■ **Material**

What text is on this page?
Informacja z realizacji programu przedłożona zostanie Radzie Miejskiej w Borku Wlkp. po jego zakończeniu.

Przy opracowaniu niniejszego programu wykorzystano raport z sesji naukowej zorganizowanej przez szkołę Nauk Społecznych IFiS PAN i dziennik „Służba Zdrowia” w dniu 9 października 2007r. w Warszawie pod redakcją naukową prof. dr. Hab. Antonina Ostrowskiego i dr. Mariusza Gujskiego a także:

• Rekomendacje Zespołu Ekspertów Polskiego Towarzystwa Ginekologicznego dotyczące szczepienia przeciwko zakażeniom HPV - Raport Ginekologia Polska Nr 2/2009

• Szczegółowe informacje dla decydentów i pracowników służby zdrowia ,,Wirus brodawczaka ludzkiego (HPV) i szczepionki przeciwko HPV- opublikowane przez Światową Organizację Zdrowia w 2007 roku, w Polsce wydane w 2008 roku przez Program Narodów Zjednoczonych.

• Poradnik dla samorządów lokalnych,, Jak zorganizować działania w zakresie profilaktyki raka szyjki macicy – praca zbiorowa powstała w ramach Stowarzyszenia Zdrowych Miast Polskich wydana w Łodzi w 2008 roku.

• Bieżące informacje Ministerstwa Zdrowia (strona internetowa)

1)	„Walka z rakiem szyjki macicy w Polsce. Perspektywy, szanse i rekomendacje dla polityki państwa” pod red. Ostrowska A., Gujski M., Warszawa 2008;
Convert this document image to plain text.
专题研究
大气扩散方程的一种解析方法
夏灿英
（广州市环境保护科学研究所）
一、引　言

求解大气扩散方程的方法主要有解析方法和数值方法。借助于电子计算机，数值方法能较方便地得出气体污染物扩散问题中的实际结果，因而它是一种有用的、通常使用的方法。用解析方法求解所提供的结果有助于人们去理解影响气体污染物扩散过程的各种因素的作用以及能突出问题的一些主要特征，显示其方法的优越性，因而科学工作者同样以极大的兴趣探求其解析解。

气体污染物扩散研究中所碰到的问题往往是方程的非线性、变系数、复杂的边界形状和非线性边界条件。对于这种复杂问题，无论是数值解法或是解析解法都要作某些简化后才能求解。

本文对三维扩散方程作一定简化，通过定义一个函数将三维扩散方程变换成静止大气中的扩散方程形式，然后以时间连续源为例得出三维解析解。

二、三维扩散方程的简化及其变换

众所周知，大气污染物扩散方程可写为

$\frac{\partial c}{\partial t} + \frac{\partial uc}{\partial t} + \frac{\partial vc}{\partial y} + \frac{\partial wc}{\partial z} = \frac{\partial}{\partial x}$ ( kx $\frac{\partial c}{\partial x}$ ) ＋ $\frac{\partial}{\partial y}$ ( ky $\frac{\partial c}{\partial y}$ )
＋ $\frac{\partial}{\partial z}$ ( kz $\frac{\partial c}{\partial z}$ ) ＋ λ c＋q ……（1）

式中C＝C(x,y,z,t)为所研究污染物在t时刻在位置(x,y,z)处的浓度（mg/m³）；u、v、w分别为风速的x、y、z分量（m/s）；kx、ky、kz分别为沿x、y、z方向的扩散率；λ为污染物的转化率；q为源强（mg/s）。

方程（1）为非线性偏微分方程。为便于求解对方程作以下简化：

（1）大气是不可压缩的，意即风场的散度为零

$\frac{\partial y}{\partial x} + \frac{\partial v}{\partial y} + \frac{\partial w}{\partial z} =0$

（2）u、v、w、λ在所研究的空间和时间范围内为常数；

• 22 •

■ **Task details**
How many lines of these entries hold the string "text"? Answer with the number alone.

■ **Task output**
2